__INSTRUCTIONS FOR THE TASK__:
Extract every entry word for word. Skip the pictures.

__RECORDS SHOWN__:
================================
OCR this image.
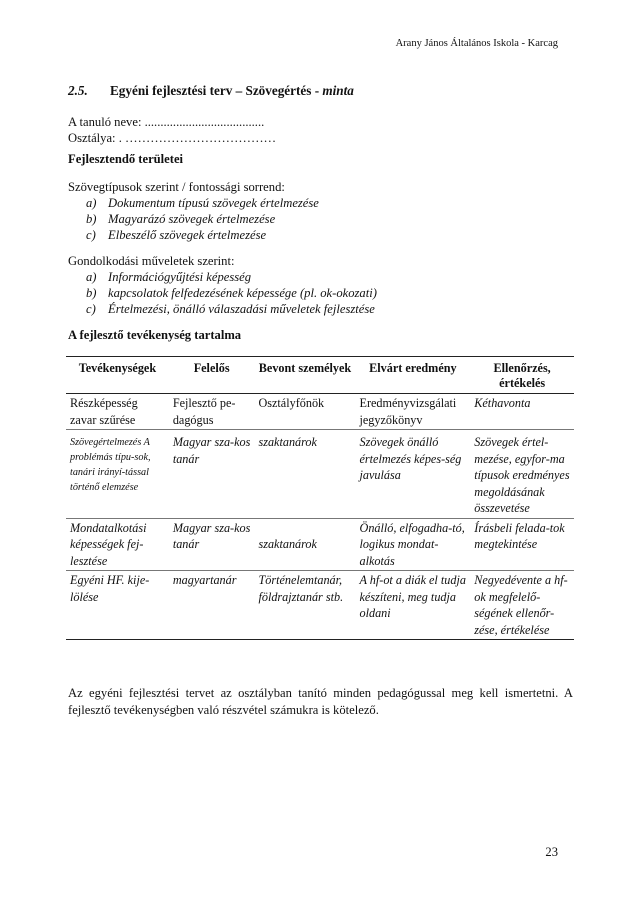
Arany János Általános Iskola - Karcag
2.5. Egyéni fejlesztési terv – Szövegértés - minta
A tanuló neve: ......................................
Osztálya: . ………………………………
Fejlesztendő területei
Szövegtípusok szerint / fontossági sorrend:
a) Dokumentum típusú szövegek értelmezése
b) Magyarázó szövegek értelmezése
c) Elbeszélő szövegek értelmezése
Gondolkodási műveletek szerint:
a) Információgyűjtési képesség
b) kapcsolatok felfedezésének képessége (pl. ok-okozati)
c) Értelmezési, önálló válaszadási műveletek fejlesztése
A fejlesztő tevékenység tartalma
Tevékenységek	Felelős	Bevont személyek	Elvárt eredmény	Ellenőrzés, értékelés
Részképesség zavar szűrése	Fejlesztő pe-dagógus	Osztályfőnök	Eredményvizsgálati jegyzőkönyv	Kéthavonta
Szövegértelmezés A problémás típu-sok, tanári irányí-tással történő elemzése	Magyar sza-kos tanár	szaktanárok	Szövegek önálló értelmezés képes-ség javulása	Szövegek értel-mezése, egyfor-ma típusok eredményes megoldásának összevetése
Mondatalkotási képességek fej-lesztése	Magyar sza-kos tanár	szaktanárok	Önálló, elfogadha-tó, logikus mondat-alkotás	Írásbeli felada-tok megtekintése
Egyéni HF. kije-lölése	magyartanár	Történelemtanár, földrajztanár stb.	A hf-ot a diák el tudja készíteni, meg tudja oldani	Negyedévente a hf-ok megfelelő-ségének ellenőr-zése, értékelése
Az egyéni fejlesztési tervet az osztályban tanító minden pedagógussal meg kell ismertetni. A fejlesztő tevékenységben való részvétel számukra is kötelező.
23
================================
__FULL SOLUTION__:
OCR this image.
Arany János Általános Iskola - Karcag
2.5. Egyéni fejlesztési terv – Szövegértés - minta
A tanuló neve: ......................................
Osztálya: . ………………………………
Fejlesztendő területei
Szövegtípusok szerint / fontossági sorrend:
a) Dokumentum típusú szövegek értelmezése
b) Magyarázó szövegek értelmezése
c) Elbeszélő szövegek értelmezése
Gondolkodási műveletek szerint:
a) Információgyűjtési képesség
b) kapcsolatok felfedezésének képessége (pl. ok-okozati)
c) Értelmezési, önálló válaszadási műveletek fejlesztése
A fejlesztő tevékenység tartalma
Tevékenységek	Felelős	Bevont személyek	Elvárt eredmény	Ellenőrzés, értékelés
Részképesség zavar szűrése	Fejlesztő pe-dagógus	Osztályfőnök	Eredményvizsgálati jegyzőkönyv	Kéthavonta
Szövegértelmezés A problémás típu-sok, tanári irányí-tással történő elemzése	Magyar sza-kos tanár	szaktanárok	Szövegek önálló értelmezés képes-ség javulása	Szövegek értel-mezése, egyfor-ma típusok eredményes megoldásának összevetése
Mondatalkotási képességek fej-lesztése	Magyar sza-kos tanár	szaktanárok	Önálló, elfogadha-tó, logikus mondat-alkotás	Írásbeli felada-tok megtekintése
Egyéni HF. kije-lölése	magyartanár	Történelemtanár, földrajztanár stb.	A hf-ot a diák el tudja készíteni, meg tudja oldani	Negyedévente a hf-ok megfelelő-ségének ellenőr-zése, értékelése
Az egyéni fejlesztési tervet az osztályban tanító minden pedagógussal meg kell ismertetni. A fejlesztő tevékenységben való részvétel számukra is kötelező.
23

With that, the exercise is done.